**GIVEN DATA:**
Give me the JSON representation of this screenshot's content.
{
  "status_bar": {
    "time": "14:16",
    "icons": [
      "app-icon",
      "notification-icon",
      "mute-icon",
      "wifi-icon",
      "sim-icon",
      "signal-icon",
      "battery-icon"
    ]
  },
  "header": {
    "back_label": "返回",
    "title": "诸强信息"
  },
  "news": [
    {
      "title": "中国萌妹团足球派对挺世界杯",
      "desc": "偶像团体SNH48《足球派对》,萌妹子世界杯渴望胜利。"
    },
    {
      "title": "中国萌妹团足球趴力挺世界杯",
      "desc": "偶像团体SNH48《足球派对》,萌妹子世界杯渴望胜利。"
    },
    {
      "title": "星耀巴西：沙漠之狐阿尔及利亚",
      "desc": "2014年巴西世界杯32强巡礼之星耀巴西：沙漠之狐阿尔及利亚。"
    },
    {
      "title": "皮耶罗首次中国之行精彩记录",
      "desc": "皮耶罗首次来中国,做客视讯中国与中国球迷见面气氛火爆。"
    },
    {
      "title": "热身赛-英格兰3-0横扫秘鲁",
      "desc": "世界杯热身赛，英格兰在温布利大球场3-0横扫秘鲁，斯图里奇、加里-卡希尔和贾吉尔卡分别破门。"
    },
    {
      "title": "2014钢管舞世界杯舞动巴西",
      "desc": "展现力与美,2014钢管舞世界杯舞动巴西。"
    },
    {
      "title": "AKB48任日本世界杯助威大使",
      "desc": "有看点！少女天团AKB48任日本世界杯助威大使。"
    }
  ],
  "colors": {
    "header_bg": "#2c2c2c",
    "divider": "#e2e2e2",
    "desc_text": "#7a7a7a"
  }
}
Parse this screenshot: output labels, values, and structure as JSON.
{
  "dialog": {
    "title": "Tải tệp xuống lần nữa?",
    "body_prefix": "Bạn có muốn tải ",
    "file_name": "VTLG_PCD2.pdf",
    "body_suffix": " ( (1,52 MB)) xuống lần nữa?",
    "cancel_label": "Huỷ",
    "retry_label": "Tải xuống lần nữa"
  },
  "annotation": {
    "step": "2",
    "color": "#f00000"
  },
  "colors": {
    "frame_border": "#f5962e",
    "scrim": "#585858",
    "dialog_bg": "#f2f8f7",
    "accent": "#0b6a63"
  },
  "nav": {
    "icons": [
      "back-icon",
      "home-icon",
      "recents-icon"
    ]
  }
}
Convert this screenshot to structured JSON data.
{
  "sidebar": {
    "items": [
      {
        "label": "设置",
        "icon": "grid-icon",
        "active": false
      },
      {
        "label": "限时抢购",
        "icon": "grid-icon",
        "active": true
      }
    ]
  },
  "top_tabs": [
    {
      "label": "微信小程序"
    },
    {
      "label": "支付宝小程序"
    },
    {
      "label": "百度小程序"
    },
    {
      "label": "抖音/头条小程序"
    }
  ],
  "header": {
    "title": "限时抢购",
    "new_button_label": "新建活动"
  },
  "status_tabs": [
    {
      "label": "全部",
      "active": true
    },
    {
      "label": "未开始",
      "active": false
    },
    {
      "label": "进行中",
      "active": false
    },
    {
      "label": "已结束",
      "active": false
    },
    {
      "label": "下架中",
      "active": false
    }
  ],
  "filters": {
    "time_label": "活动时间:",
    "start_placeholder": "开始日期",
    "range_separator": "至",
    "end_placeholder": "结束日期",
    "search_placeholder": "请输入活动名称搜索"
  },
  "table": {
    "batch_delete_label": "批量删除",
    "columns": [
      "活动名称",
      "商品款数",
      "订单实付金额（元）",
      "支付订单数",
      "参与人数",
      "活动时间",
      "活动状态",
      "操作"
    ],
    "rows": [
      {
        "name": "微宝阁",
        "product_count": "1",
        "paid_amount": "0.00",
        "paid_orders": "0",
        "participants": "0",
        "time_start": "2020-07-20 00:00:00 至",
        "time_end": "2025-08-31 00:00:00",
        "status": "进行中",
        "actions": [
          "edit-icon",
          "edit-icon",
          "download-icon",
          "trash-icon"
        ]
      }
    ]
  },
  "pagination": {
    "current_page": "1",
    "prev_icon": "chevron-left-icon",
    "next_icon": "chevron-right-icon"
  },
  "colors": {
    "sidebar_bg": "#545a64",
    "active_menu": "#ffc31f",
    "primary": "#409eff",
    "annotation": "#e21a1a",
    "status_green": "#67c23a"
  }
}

**TASK INSTRUCTIONS:**
Lines containing the word "沙漠之狐阿尔及利亚" are to be tallied; report only the total.

**SOLVED EXERCISE:**
2